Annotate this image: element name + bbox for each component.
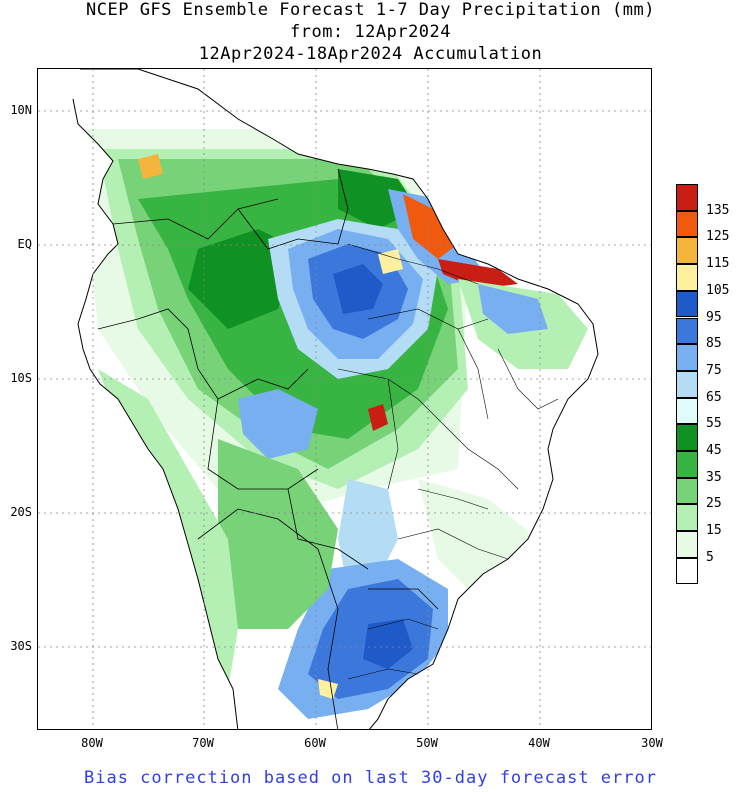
legend-label: 5 [706, 549, 714, 565]
legend-swatch [676, 344, 698, 371]
legend-swatch [676, 397, 698, 425]
legend-label: 15 [706, 523, 722, 539]
legend-label: 45 [706, 443, 722, 458]
map-title: NCEP GFS Ensemble Forecast 1-7 Day Preci… [86, 0, 655, 20]
legend-label: 85 [706, 336, 722, 352]
legend-swatch [676, 184, 698, 211]
legend-label: 55 [706, 416, 722, 432]
lon-label-30w: 30W [641, 736, 663, 750]
legend-swatch [676, 451, 698, 478]
lon-label-40w: 40W [528, 736, 550, 750]
lon-label-80w: 80W [81, 736, 103, 750]
lat-label-30s: 30S [10, 639, 32, 653]
lat-label-eq: EQ [17, 237, 32, 251]
legend-label: 35 [706, 469, 722, 485]
legend-label: 115 [706, 256, 730, 272]
legend-swatch [676, 317, 698, 345]
legend-swatch [676, 557, 698, 585]
lon-label-50w: 50W [416, 736, 438, 750]
lon-label-60w: 60W [304, 736, 326, 750]
legend-swatch [676, 477, 698, 505]
grid-lines [38, 69, 651, 729]
legend-label: 65 [706, 389, 722, 405]
legend-swatch [676, 424, 698, 451]
map-canvas [38, 69, 651, 729]
coastline [72, 69, 599, 729]
legend-label: 125 [706, 229, 730, 245]
legend-label: 25 [706, 496, 722, 512]
bias-correction-note: Bias correction based on last 30-day for… [84, 768, 657, 788]
legend-swatch [676, 504, 698, 532]
legend-label: 135 [706, 202, 730, 218]
lat-label-10s: 10S [10, 371, 32, 385]
legend-swatch [676, 370, 698, 398]
map-subtitle-accumulation: 12Apr2024-18Apr2024 Accumulation [198, 44, 543, 64]
legend-swatch [676, 531, 698, 558]
lat-label-20s: 20S [10, 505, 32, 519]
lat-label-10n: 10N [10, 103, 32, 117]
legend-swatch [676, 210, 698, 238]
precipitation-map [37, 68, 652, 730]
legend-swatch [676, 264, 698, 291]
map-subtitle-date: from: 12Apr2024 [289, 22, 452, 42]
legend-label: 95 [706, 309, 722, 325]
legend-swatch [676, 290, 698, 318]
state-borders [337, 243, 559, 680]
legend-label: 105 [706, 282, 730, 298]
legend-swatch [676, 237, 698, 265]
legend-label: 75 [706, 362, 722, 378]
country-borders [97, 168, 439, 729]
lon-label-70w: 70W [192, 736, 214, 750]
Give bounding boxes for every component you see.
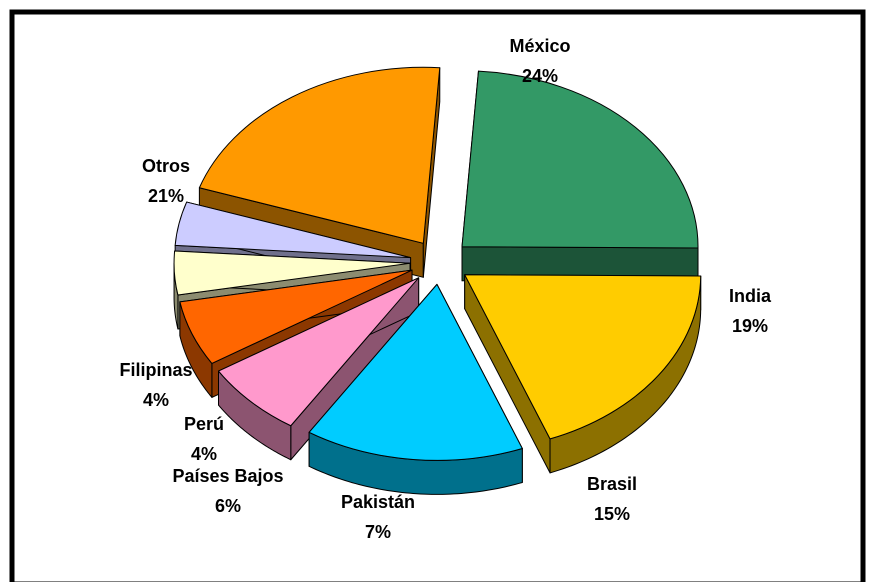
####################
_PROBLEM DESCRIPTION_
Can you give the data again from the line with "legend-label: 5 [706, 549, 714, 565]" to the line with "lon-label-30w: 30W [641, 736, 663, 750]", substituting "legend-color-box" for each "legend-swatch" and changing nothing else?

_PROBLEM SOLUTION_
legend-label: 5 [706, 549, 714, 565]
legend-color-box [676, 344, 698, 371]
legend-color-box [676, 397, 698, 425]
legend-label: 15 [706, 523, 722, 539]
legend-label: 45 [706, 443, 722, 458]
map-title: NCEP GFS Ensemble Forecast 1-7 Day Preci… [86, 0, 655, 20]
legend-label: 85 [706, 336, 722, 352]
legend-color-box [676, 184, 698, 211]
legend-label: 55 [706, 416, 722, 432]
lon-label-30w: 30W [641, 736, 663, 750]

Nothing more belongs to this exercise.